§ Written problem
Collect each line of the records containing the string "this".
- - -
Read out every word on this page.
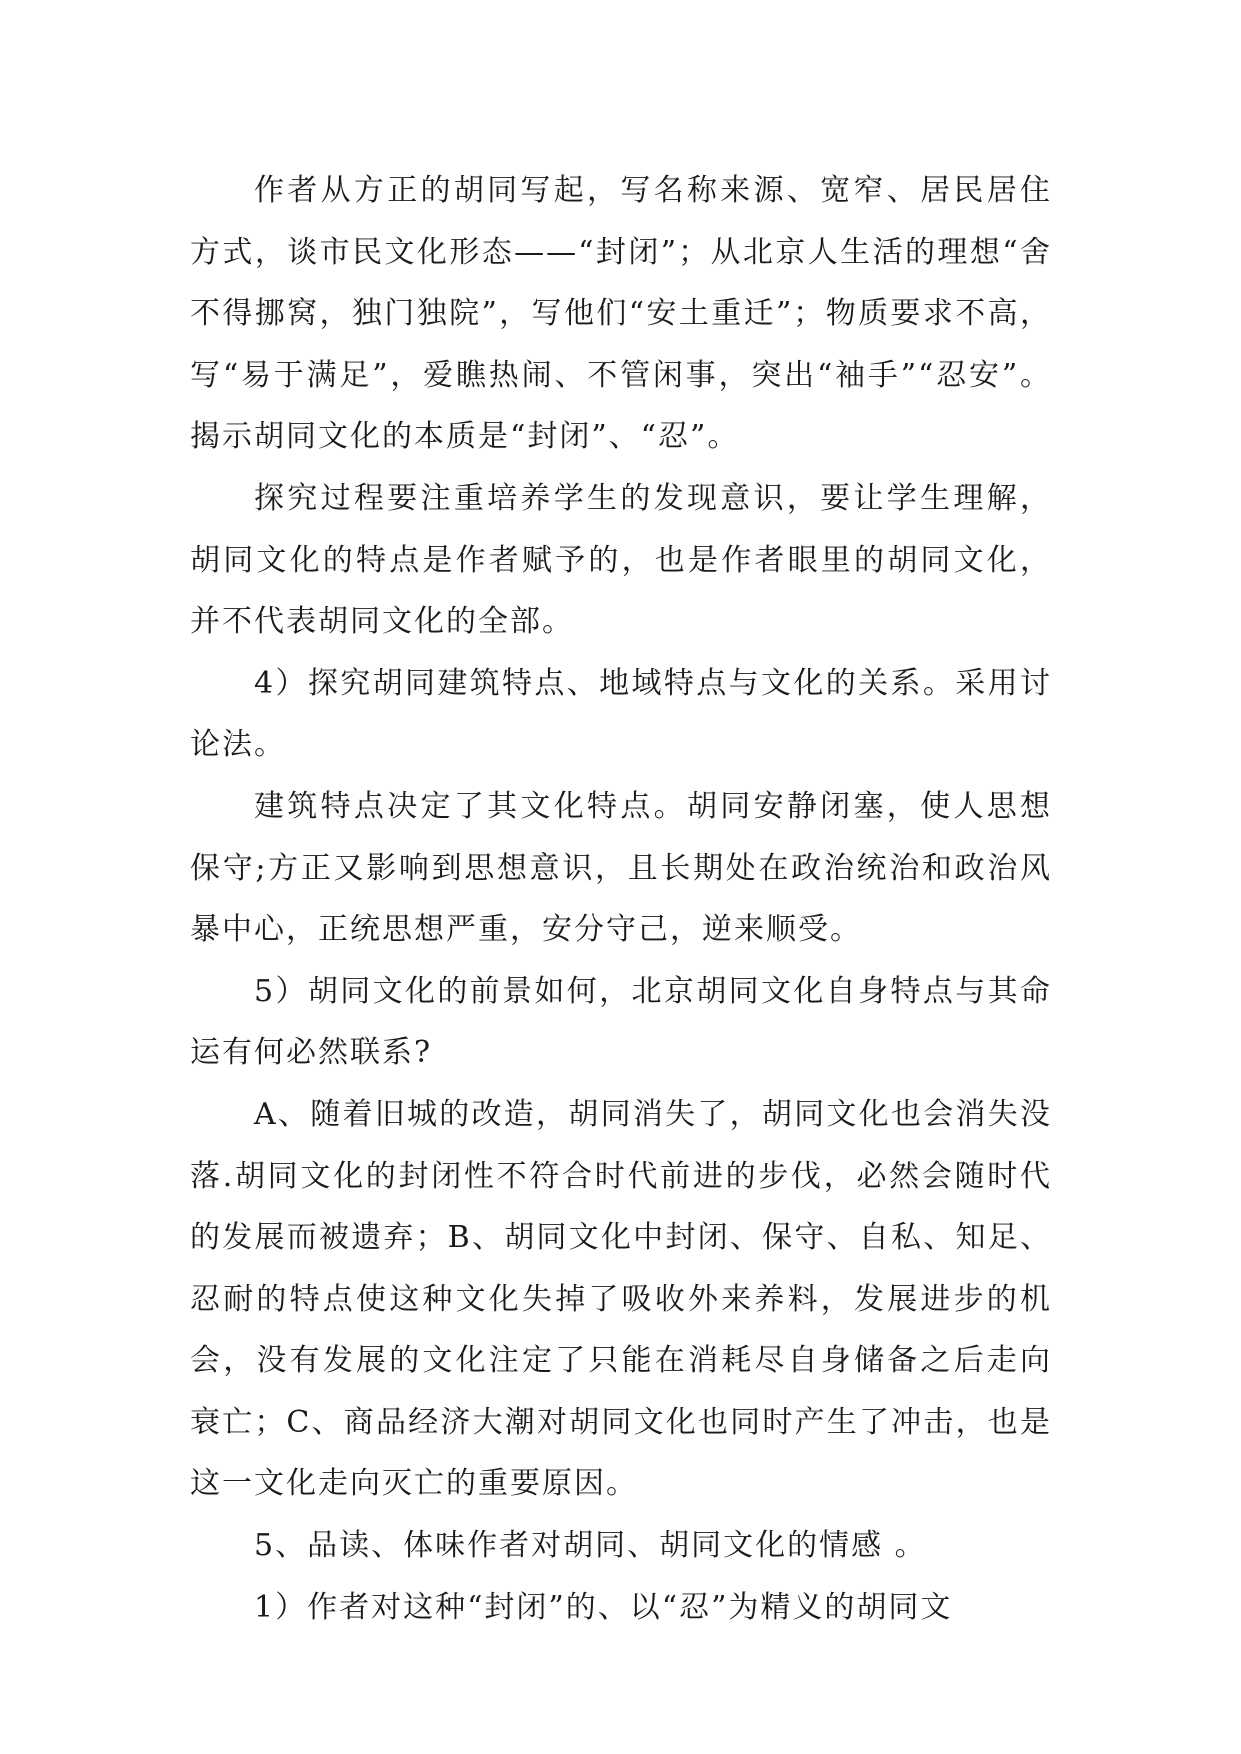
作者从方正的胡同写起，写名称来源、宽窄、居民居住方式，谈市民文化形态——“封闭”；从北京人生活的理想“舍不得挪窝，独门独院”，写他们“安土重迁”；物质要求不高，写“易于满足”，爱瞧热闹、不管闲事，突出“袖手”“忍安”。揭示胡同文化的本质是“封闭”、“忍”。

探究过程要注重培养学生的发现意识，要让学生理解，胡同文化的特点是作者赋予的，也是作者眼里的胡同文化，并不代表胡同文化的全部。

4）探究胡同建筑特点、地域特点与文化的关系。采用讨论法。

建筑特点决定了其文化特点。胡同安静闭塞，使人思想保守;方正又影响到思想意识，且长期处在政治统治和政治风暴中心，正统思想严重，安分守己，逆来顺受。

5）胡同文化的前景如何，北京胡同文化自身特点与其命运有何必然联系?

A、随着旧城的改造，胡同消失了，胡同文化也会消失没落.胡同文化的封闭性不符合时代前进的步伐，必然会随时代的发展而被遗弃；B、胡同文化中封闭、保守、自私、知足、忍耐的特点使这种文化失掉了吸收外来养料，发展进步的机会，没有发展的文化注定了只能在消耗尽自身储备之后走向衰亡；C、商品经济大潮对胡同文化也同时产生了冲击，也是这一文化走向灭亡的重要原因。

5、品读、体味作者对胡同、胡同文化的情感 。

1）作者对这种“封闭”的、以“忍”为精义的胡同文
- - -
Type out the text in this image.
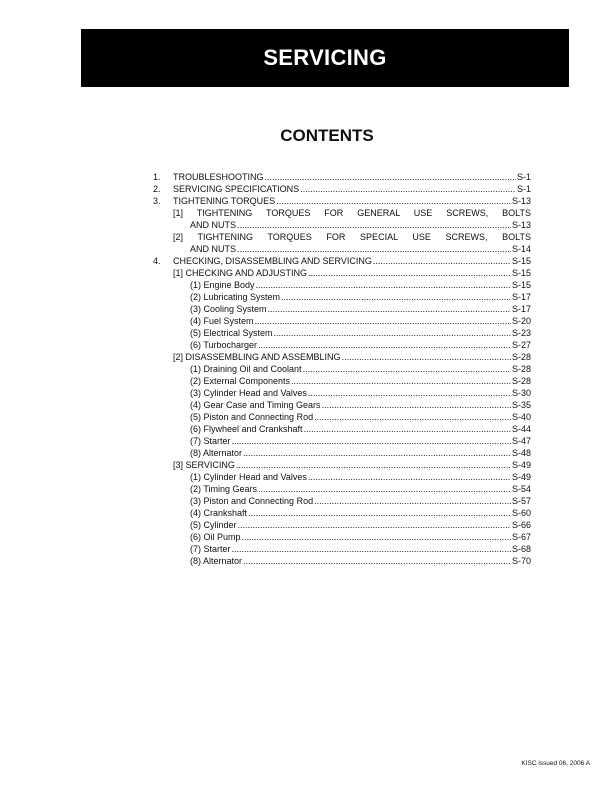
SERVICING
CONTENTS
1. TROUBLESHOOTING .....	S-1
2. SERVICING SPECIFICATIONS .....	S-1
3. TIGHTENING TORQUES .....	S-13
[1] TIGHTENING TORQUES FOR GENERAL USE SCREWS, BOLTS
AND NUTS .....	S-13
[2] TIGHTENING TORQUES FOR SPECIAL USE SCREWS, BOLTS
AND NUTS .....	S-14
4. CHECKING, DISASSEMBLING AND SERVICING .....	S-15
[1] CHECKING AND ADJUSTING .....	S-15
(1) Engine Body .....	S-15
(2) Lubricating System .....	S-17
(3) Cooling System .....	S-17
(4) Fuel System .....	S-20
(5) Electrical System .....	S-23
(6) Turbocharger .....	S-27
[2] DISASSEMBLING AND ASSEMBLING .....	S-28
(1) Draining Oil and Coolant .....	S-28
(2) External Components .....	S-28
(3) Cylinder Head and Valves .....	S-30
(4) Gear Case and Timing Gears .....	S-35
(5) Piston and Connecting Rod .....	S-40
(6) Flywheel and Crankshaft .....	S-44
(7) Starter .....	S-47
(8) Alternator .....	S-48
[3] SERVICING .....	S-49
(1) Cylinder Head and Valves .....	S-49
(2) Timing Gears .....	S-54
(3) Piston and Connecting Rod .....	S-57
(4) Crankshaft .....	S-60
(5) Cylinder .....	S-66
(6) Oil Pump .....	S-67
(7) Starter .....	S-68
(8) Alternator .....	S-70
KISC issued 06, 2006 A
- - -
§ Response
Read out every word on this page.
Type out the text in this image.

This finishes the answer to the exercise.